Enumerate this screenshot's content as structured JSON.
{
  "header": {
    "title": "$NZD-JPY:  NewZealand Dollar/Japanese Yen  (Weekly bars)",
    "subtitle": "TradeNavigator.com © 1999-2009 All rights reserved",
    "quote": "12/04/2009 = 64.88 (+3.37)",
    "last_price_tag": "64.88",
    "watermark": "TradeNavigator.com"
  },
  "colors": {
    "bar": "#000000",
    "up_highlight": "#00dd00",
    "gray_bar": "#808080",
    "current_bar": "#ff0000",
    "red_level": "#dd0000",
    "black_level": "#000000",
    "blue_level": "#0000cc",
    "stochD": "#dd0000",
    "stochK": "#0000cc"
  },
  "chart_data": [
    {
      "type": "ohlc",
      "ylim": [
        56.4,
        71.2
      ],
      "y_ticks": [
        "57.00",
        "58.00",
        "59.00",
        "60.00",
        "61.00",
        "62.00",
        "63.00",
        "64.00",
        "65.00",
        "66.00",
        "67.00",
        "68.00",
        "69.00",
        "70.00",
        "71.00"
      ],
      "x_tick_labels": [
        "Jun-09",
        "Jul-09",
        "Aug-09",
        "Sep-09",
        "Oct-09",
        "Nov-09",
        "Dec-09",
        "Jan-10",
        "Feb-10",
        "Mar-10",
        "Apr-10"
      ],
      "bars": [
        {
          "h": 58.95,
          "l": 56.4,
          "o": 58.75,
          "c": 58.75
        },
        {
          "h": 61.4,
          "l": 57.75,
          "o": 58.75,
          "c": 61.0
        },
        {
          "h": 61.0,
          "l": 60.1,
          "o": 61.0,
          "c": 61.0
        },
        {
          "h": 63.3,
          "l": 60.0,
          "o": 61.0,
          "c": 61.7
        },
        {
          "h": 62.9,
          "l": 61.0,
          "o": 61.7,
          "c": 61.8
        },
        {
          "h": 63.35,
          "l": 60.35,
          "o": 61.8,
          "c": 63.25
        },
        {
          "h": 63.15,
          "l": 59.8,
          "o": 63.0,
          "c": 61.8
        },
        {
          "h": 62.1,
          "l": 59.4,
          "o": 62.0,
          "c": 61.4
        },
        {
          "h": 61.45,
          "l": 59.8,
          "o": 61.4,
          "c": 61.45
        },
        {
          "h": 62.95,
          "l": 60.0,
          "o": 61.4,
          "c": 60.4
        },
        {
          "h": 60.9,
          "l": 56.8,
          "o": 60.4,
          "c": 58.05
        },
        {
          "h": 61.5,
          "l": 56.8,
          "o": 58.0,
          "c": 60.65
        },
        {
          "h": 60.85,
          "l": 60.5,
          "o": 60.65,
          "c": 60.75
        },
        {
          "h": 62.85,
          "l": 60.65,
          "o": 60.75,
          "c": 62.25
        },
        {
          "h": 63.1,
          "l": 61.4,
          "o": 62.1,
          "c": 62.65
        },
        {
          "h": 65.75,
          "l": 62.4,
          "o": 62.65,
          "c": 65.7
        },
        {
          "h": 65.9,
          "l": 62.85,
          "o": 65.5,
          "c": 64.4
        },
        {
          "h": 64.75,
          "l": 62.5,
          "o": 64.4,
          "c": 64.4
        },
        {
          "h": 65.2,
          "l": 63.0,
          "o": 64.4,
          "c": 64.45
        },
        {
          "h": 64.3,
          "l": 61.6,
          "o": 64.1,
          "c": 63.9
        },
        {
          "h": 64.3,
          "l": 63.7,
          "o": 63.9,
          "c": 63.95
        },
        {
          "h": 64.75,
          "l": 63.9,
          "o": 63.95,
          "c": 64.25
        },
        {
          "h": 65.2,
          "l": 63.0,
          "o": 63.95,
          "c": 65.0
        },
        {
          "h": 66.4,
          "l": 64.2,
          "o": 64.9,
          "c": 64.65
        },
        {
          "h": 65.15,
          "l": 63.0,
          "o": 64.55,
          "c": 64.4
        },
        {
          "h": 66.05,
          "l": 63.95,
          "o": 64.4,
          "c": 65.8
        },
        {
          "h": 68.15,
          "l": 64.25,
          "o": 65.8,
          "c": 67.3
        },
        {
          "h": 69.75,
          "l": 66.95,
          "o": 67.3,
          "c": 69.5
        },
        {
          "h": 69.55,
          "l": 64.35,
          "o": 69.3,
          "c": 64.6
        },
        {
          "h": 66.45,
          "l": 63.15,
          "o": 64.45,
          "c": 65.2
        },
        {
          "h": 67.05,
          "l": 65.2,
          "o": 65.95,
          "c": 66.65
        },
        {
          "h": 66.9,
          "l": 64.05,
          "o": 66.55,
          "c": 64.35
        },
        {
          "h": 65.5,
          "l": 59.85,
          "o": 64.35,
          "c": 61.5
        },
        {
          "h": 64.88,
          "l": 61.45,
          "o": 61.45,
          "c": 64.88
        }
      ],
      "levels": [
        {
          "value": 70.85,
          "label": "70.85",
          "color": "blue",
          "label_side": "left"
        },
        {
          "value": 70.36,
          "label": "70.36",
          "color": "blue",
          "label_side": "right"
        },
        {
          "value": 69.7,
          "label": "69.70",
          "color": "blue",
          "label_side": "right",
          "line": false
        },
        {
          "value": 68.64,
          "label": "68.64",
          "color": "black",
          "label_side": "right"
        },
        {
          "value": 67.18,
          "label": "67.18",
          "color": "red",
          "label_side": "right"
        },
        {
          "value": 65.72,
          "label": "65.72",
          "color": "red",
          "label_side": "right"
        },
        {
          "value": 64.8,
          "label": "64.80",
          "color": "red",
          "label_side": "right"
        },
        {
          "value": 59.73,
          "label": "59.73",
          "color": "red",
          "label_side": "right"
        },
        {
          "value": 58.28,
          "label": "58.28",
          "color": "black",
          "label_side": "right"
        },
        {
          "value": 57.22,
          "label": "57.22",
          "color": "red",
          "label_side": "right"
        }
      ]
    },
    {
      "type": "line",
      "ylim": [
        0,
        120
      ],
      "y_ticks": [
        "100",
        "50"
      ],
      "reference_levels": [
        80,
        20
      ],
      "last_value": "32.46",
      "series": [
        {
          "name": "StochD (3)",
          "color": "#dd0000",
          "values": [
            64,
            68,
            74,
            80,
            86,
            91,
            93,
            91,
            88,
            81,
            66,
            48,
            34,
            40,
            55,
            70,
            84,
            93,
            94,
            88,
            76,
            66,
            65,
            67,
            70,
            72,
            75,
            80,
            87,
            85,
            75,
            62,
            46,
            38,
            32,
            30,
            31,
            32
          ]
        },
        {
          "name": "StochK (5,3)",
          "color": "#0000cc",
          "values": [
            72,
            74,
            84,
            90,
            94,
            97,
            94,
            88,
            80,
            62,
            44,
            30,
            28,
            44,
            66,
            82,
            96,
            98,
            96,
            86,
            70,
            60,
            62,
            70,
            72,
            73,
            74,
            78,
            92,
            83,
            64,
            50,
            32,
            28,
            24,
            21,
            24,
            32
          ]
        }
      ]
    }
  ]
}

▶ **SET PROBLEM**
Reproduce the material above exactly; please quote every line of it.

▶ **SOLUTION FOR THIS PROBLEM**
Enumerate this screenshot's content as structured JSON.
{
  "header": {
    "title": "$NZD-JPY:  NewZealand Dollar/Japanese Yen  (Weekly bars)",
    "subtitle": "TradeNavigator.com © 1999-2009 All rights reserved",
    "quote": "12/04/2009 = 64.88 (+3.37)",
    "last_price_tag": "64.88",
    "watermark": "TradeNavigator.com"
  },
  "colors": {
    "bar": "#000000",
    "up_highlight": "#00dd00",
    "gray_bar": "#808080",
    "current_bar": "#ff0000",
    "red_level": "#dd0000",
    "black_level": "#000000",
    "blue_level": "#0000cc",
    "stochD": "#dd0000",
    "stochK": "#0000cc"
  },
  "chart_data": [
    {
      "type": "ohlc",
      "ylim": [
        56.4,
        71.2
      ],
      "y_ticks": [
        "57.00",
        "58.00",
        "59.00",
        "60.00",
        "61.00",
        "62.00",
        "63.00",
        "64.00",
        "65.00",
        "66.00",
        "67.00",
        "68.00",
        "69.00",
        "70.00",
        "71.00"
      ],
      "x_tick_labels": [
        "Jun-09",
        "Jul-09",
        "Aug-09",
        "Sep-09",
        "Oct-09",
        "Nov-09",
        "Dec-09",
        "Jan-10",
        "Feb-10",
        "Mar-10",
        "Apr-10"
      ],
      "bars": [
        {
          "h": 58.95,
          "l": 56.4,
          "o": 58.75,
          "c": 58.75
        },
        {
          "h": 61.4,
          "l": 57.75,
          "o": 58.75,
          "c": 61.0
        },
        {
          "h": 61.0,
          "l": 60.1,
          "o": 61.0,
          "c": 61.0
        },
        {
          "h": 63.3,
          "l": 60.0,
          "o": 61.0,
          "c": 61.7
        },
        {
          "h": 62.9,
          "l": 61.0,
          "o": 61.7,
          "c": 61.8
        },
        {
          "h": 63.35,
          "l": 60.35,
          "o": 61.8,
          "c": 63.25
        },
        {
          "h": 63.15,
          "l": 59.8,
          "o": 63.0,
          "c": 61.8
        },
        {
          "h": 62.1,
          "l": 59.4,
          "o": 62.0,
          "c": 61.4
        },
        {
          "h": 61.45,
          "l": 59.8,
          "o": 61.4,
          "c": 61.45
        },
        {
          "h": 62.95,
          "l": 60.0,
          "o": 61.4,
          "c": 60.4
        },
        {
          "h": 60.9,
          "l": 56.8,
          "o": 60.4,
          "c": 58.05
        },
        {
          "h": 61.5,
          "l": 56.8,
          "o": 58.0,
          "c": 60.65
        },
        {
          "h": 60.85,
          "l": 60.5,
          "o": 60.65,
          "c": 60.75
        },
        {
          "h": 62.85,
          "l": 60.65,
          "o": 60.75,
          "c": 62.25
        },
        {
          "h": 63.1,
          "l": 61.4,
          "o": 62.1,
          "c": 62.65
        },
        {
          "h": 65.75,
          "l": 62.4,
          "o": 62.65,
          "c": 65.7
        },
        {
          "h": 65.9,
          "l": 62.85,
          "o": 65.5,
          "c": 64.4
        },
        {
          "h": 64.75,
          "l": 62.5,
          "o": 64.4,
          "c": 64.4
        },
        {
          "h": 65.2,
          "l": 63.0,
          "o": 64.4,
          "c": 64.45
        },
        {
          "h": 64.3,
          "l": 61.6,
          "o": 64.1,
          "c": 63.9
        },
        {
          "h": 64.3,
          "l": 63.7,
          "o": 63.9,
          "c": 63.95
        },
        {
          "h": 64.75,
          "l": 63.9,
          "o": 63.95,
          "c": 64.25
        },
        {
          "h": 65.2,
          "l": 63.0,
          "o": 63.95,
          "c": 65.0
        },
        {
          "h": 66.4,
          "l": 64.2,
          "o": 64.9,
          "c": 64.65
        },
        {
          "h": 65.15,
          "l": 63.0,
          "o": 64.55,
          "c": 64.4
        },
        {
          "h": 66.05,
          "l": 63.95,
          "o": 64.4,
          "c": 65.8
        },
        {
          "h": 68.15,
          "l": 64.25,
          "o": 65.8,
          "c": 67.3
        },
        {
          "h": 69.75,
          "l": 66.95,
          "o": 67.3,
          "c": 69.5
        },
        {
          "h": 69.55,
          "l": 64.35,
          "o": 69.3,
          "c": 64.6
        },
        {
          "h": 66.45,
          "l": 63.15,
          "o": 64.45,
          "c": 65.2
        },
        {
          "h": 67.05,
          "l": 65.2,
          "o": 65.95,
          "c": 66.65
        },
        {
          "h": 66.9,
          "l": 64.05,
          "o": 66.55,
          "c": 64.35
        },
        {
          "h": 65.5,
          "l": 59.85,
          "o": 64.35,
          "c": 61.5
        },
        {
          "h": 64.88,
          "l": 61.45,
          "o": 61.45,
          "c": 64.88
        }
      ],
      "levels": [
        {
          "value": 70.85,
          "label": "70.85",
          "color": "blue",
          "label_side": "left"
        },
        {
          "value": 70.36,
          "label": "70.36",
          "color": "blue",
          "label_side": "right"
        },
        {
          "value": 69.7,
          "label": "69.70",
          "color": "blue",
          "label_side": "right",
          "line": false
        },
        {
          "value": 68.64,
          "label": "68.64",
          "color": "black",
          "label_side": "right"
        },
        {
          "value": 67.18,
          "label": "67.18",
          "color": "red",
          "label_side": "right"
        },
        {
          "value": 65.72,
          "label": "65.72",
          "color": "red",
          "label_side": "right"
        },
        {
          "value": 64.8,
          "label": "64.80",
          "color": "red",
          "label_side": "right"
        },
        {
          "value": 59.73,
          "label": "59.73",
          "color": "red",
          "label_side": "right"
        },
        {
          "value": 58.28,
          "label": "58.28",
          "color": "black",
          "label_side": "right"
        },
        {
          "value": 57.22,
          "label": "57.22",
          "color": "red",
          "label_side": "right"
        }
      ]
    },
    {
      "type": "line",
      "ylim": [
        0,
        120
      ],
      "y_ticks": [
        "100",
        "50"
      ],
      "reference_levels": [
        80,
        20
      ],
      "last_value": "32.46",
      "series": [
        {
          "name": "StochD (3)",
          "color": "#dd0000",
          "values": [
            64,
            68,
            74,
            80,
            86,
            91,
            93,
            91,
            88,
            81,
            66,
            48,
            34,
            40,
            55,
            70,
            84,
            93,
            94,
            88,
            76,
            66,
            65,
            67,
            70,
            72,
            75,
            80,
            87,
            85,
            75,
            62,
            46,
            38,
            32,
            30,
            31,
            32
          ]
        },
        {
          "name": "StochK (5,3)",
          "color": "#0000cc",
          "values": [
            72,
            74,
            84,
            90,
            94,
            97,
            94,
            88,
            80,
            62,
            44,
            30,
            28,
            44,
            66,
            82,
            96,
            98,
            96,
            86,
            70,
            60,
            62,
            70,
            72,
            73,
            74,
            78,
            92,
            83,
            64,
            50,
            32,
            28,
            24,
            21,
            24,
            32
          ]
        }
      ]
    }
  ]
}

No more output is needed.